Return each line of the records with nothing changed, pictures excepted.

- INFORMATION SUPPLIED -
=====

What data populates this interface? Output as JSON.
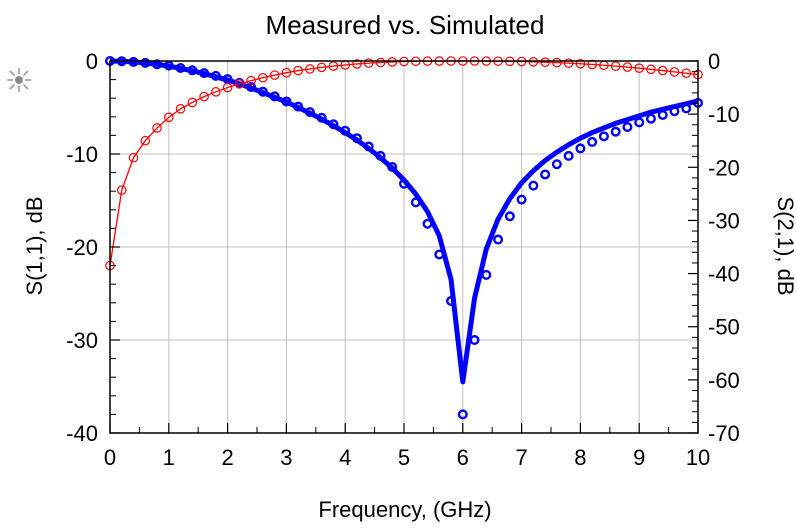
{
  "chart_data": {
    "type": "line",
    "title": "Measured vs. Simulated",
    "xlabel": "Frequency, (GHz)",
    "ylabel_left": "S(1,1), dB",
    "ylabel_right": "S(2,1), dB",
    "xlim": [
      0,
      10
    ],
    "ylim_left": [
      -40,
      0
    ],
    "ylim_right": [
      -70,
      0
    ],
    "x_ticks": [
      "0",
      "1",
      "2",
      "3",
      "4",
      "5",
      "6",
      "7",
      "8",
      "9",
      "10"
    ],
    "y_left_ticks": [
      "0",
      "-10",
      "-20",
      "-30",
      "-40"
    ],
    "y_right_ticks": [
      "0",
      "-10",
      "-20",
      "-30",
      "-40",
      "-50",
      "-60",
      "-70"
    ],
    "grid": true,
    "colors": {
      "s11": "#0000ff",
      "s21": "#ff0000",
      "grid": "#c0c0c0"
    },
    "icon": "marker-crosshair-icon",
    "series": [
      {
        "axis": "left",
        "style": "thick-line",
        "color": "#0000ff",
        "x": [
          0,
          0.2,
          0.4,
          0.6,
          0.8,
          1.0,
          1.2,
          1.4,
          1.6,
          1.8,
          2.0,
          2.2,
          2.4,
          2.6,
          2.8,
          3.0,
          3.2,
          3.4,
          3.6,
          3.8,
          4.0,
          4.2,
          4.4,
          4.6,
          4.8,
          5.0,
          5.2,
          5.4,
          5.6,
          5.8,
          6.0,
          6.2,
          6.4,
          6.6,
          6.8,
          7.0,
          7.2,
          7.4,
          7.6,
          7.8,
          8.0,
          8.2,
          8.4,
          8.6,
          8.8,
          9.0,
          9.2,
          9.4,
          9.6,
          9.8,
          10.0
        ],
        "y": [
          0,
          -0.03,
          -0.1,
          -0.2,
          -0.35,
          -0.55,
          -0.8,
          -1.05,
          -1.35,
          -1.7,
          -2.05,
          -2.45,
          -2.9,
          -3.4,
          -3.9,
          -4.4,
          -5.0,
          -5.6,
          -6.25,
          -6.95,
          -7.7,
          -8.5,
          -9.4,
          -10.4,
          -11.5,
          -12.8,
          -14.3,
          -16.2,
          -18.8,
          -23.5,
          -34.5,
          -25.5,
          -20.2,
          -17.0,
          -14.8,
          -13.1,
          -11.8,
          -10.7,
          -9.8,
          -9.0,
          -8.3,
          -7.7,
          -7.2,
          -6.7,
          -6.3,
          -5.9,
          -5.5,
          -5.2,
          -4.9,
          -4.6,
          -4.3
        ]
      },
      {
        "axis": "left",
        "style": "markers",
        "color": "#0000ff",
        "x": [
          0,
          0.2,
          0.4,
          0.6,
          0.8,
          1.0,
          1.2,
          1.4,
          1.6,
          1.8,
          2.0,
          2.2,
          2.4,
          2.6,
          2.8,
          3.0,
          3.2,
          3.4,
          3.6,
          3.8,
          4.0,
          4.2,
          4.4,
          4.6,
          4.8,
          5.0,
          5.2,
          5.4,
          5.6,
          5.8,
          6.0,
          6.2,
          6.4,
          6.6,
          6.8,
          7.0,
          7.2,
          7.4,
          7.6,
          7.8,
          8.0,
          8.2,
          8.4,
          8.6,
          8.8,
          9.0,
          9.2,
          9.4,
          9.6,
          9.8,
          10.0
        ],
        "y": [
          0,
          -0.03,
          -0.1,
          -0.2,
          -0.35,
          -0.5,
          -0.75,
          -1.0,
          -1.3,
          -1.6,
          -1.95,
          -2.35,
          -2.8,
          -3.3,
          -3.8,
          -4.35,
          -4.9,
          -5.5,
          -6.1,
          -6.8,
          -7.5,
          -8.3,
          -9.2,
          -10.2,
          -11.4,
          -13.2,
          -15.2,
          -17.5,
          -20.8,
          -25.8,
          -38.0,
          -30.0,
          -23.0,
          -19.2,
          -16.7,
          -14.9,
          -13.4,
          -12.2,
          -11.1,
          -10.2,
          -9.4,
          -8.7,
          -8.1,
          -7.6,
          -7.1,
          -6.6,
          -6.2,
          -5.8,
          -5.4,
          -5.1,
          -4.5
        ]
      },
      {
        "axis": "right",
        "style": "thin-line-markers",
        "color": "#ff0000",
        "x": [
          0,
          0.2,
          0.4,
          0.6,
          0.8,
          1.0,
          1.2,
          1.4,
          1.6,
          1.8,
          2.0,
          2.2,
          2.4,
          2.6,
          2.8,
          3.0,
          3.2,
          3.4,
          3.6,
          3.8,
          4.0,
          4.2,
          4.4,
          4.6,
          4.8,
          5.0,
          5.2,
          5.4,
          5.6,
          5.8,
          6.0,
          6.2,
          6.4,
          6.6,
          6.8,
          7.0,
          7.2,
          7.4,
          7.6,
          7.8,
          8.0,
          8.2,
          8.4,
          8.6,
          8.8,
          9.0,
          9.2,
          9.4,
          9.6,
          9.8,
          10.0
        ],
        "y": [
          -38.5,
          -24.3,
          -18.2,
          -15.0,
          -12.6,
          -10.6,
          -9.0,
          -7.8,
          -6.7,
          -5.8,
          -5.0,
          -4.3,
          -3.7,
          -3.15,
          -2.65,
          -2.2,
          -1.8,
          -1.5,
          -1.2,
          -0.95,
          -0.75,
          -0.55,
          -0.4,
          -0.28,
          -0.18,
          -0.1,
          -0.05,
          -0.02,
          -0.01,
          0,
          0,
          0,
          -0.01,
          -0.03,
          -0.06,
          -0.1,
          -0.15,
          -0.22,
          -0.3,
          -0.4,
          -0.52,
          -0.65,
          -0.8,
          -0.97,
          -1.15,
          -1.35,
          -1.57,
          -1.8,
          -2.05,
          -2.3,
          -2.55
        ]
      }
    ]
  }
}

=====

- ANSWER TO THIS TASK -
What data populates this interface? Output as JSON.
{
  "chart_data": {
    "type": "line",
    "title": "Measured vs. Simulated",
    "xlabel": "Frequency, (GHz)",
    "ylabel_left": "S(1,1), dB",
    "ylabel_right": "S(2,1), dB",
    "xlim": [
      0,
      10
    ],
    "ylim_left": [
      -40,
      0
    ],
    "ylim_right": [
      -70,
      0
    ],
    "x_ticks": [
      "0",
      "1",
      "2",
      "3",
      "4",
      "5",
      "6",
      "7",
      "8",
      "9",
      "10"
    ],
    "y_left_ticks": [
      "0",
      "-10",
      "-20",
      "-30",
      "-40"
    ],
    "y_right_ticks": [
      "0",
      "-10",
      "-20",
      "-30",
      "-40",
      "-50",
      "-60",
      "-70"
    ],
    "grid": true,
    "colors": {
      "s11": "#0000ff",
      "s21": "#ff0000",
      "grid": "#c0c0c0"
    },
    "icon": "marker-crosshair-icon",
    "series": [
      {
        "axis": "left",
        "style": "thick-line",
        "color": "#0000ff",
        "x": [
          0,
          0.2,
          0.4,
          0.6,
          0.8,
          1.0,
          1.2,
          1.4,
          1.6,
          1.8,
          2.0,
          2.2,
          2.4,
          2.6,
          2.8,
          3.0,
          3.2,
          3.4,
          3.6,
          3.8,
          4.0,
          4.2,
          4.4,
          4.6,
          4.8,
          5.0,
          5.2,
          5.4,
          5.6,
          5.8,
          6.0,
          6.2,
          6.4,
          6.6,
          6.8,
          7.0,
          7.2,
          7.4,
          7.6,
          7.8,
          8.0,
          8.2,
          8.4,
          8.6,
          8.8,
          9.0,
          9.2,
          9.4,
          9.6,
          9.8,
          10.0
        ],
        "y": [
          0,
          -0.03,
          -0.1,
          -0.2,
          -0.35,
          -0.55,
          -0.8,
          -1.05,
          -1.35,
          -1.7,
          -2.05,
          -2.45,
          -2.9,
          -3.4,
          -3.9,
          -4.4,
          -5.0,
          -5.6,
          -6.25,
          -6.95,
          -7.7,
          -8.5,
          -9.4,
          -10.4,
          -11.5,
          -12.8,
          -14.3,
          -16.2,
          -18.8,
          -23.5,
          -34.5,
          -25.5,
          -20.2,
          -17.0,
          -14.8,
          -13.1,
          -11.8,
          -10.7,
          -9.8,
          -9.0,
          -8.3,
          -7.7,
          -7.2,
          -6.7,
          -6.3,
          -5.9,
          -5.5,
          -5.2,
          -4.9,
          -4.6,
          -4.3
        ]
      },
      {
        "axis": "left",
        "style": "markers",
        "color": "#0000ff",
        "x": [
          0,
          0.2,
          0.4,
          0.6,
          0.8,
          1.0,
          1.2,
          1.4,
          1.6,
          1.8,
          2.0,
          2.2,
          2.4,
          2.6,
          2.8,
          3.0,
          3.2,
          3.4,
          3.6,
          3.8,
          4.0,
          4.2,
          4.4,
          4.6,
          4.8,
          5.0,
          5.2,
          5.4,
          5.6,
          5.8,
          6.0,
          6.2,
          6.4,
          6.6,
          6.8,
          7.0,
          7.2,
          7.4,
          7.6,
          7.8,
          8.0,
          8.2,
          8.4,
          8.6,
          8.8,
          9.0,
          9.2,
          9.4,
          9.6,
          9.8,
          10.0
        ],
        "y": [
          0,
          -0.03,
          -0.1,
          -0.2,
          -0.35,
          -0.5,
          -0.75,
          -1.0,
          -1.3,
          -1.6,
          -1.95,
          -2.35,
          -2.8,
          -3.3,
          -3.8,
          -4.35,
          -4.9,
          -5.5,
          -6.1,
          -6.8,
          -7.5,
          -8.3,
          -9.2,
          -10.2,
          -11.4,
          -13.2,
          -15.2,
          -17.5,
          -20.8,
          -25.8,
          -38.0,
          -30.0,
          -23.0,
          -19.2,
          -16.7,
          -14.9,
          -13.4,
          -12.2,
          -11.1,
          -10.2,
          -9.4,
          -8.7,
          -8.1,
          -7.6,
          -7.1,
          -6.6,
          -6.2,
          -5.8,
          -5.4,
          -5.1,
          -4.5
        ]
      },
      {
        "axis": "right",
        "style": "thin-line-markers",
        "color": "#ff0000",
        "x": [
          0,
          0.2,
          0.4,
          0.6,
          0.8,
          1.0,
          1.2,
          1.4,
          1.6,
          1.8,
          2.0,
          2.2,
          2.4,
          2.6,
          2.8,
          3.0,
          3.2,
          3.4,
          3.6,
          3.8,
          4.0,
          4.2,
          4.4,
          4.6,
          4.8,
          5.0,
          5.2,
          5.4,
          5.6,
          5.8,
          6.0,
          6.2,
          6.4,
          6.6,
          6.8,
          7.0,
          7.2,
          7.4,
          7.6,
          7.8,
          8.0,
          8.2,
          8.4,
          8.6,
          8.8,
          9.0,
          9.2,
          9.4,
          9.6,
          9.8,
          10.0
        ],
        "y": [
          -38.5,
          -24.3,
          -18.2,
          -15.0,
          -12.6,
          -10.6,
          -9.0,
          -7.8,
          -6.7,
          -5.8,
          -5.0,
          -4.3,
          -3.7,
          -3.15,
          -2.65,
          -2.2,
          -1.8,
          -1.5,
          -1.2,
          -0.95,
          -0.75,
          -0.55,
          -0.4,
          -0.28,
          -0.18,
          -0.1,
          -0.05,
          -0.02,
          -0.01,
          0,
          0,
          0,
          -0.01,
          -0.03,
          -0.06,
          -0.1,
          -0.15,
          -0.22,
          -0.3,
          -0.4,
          -0.52,
          -0.65,
          -0.8,
          -0.97,
          -1.15,
          -1.35,
          -1.57,
          -1.8,
          -2.05,
          -2.3,
          -2.55
        ]
      }
    ]
  }
}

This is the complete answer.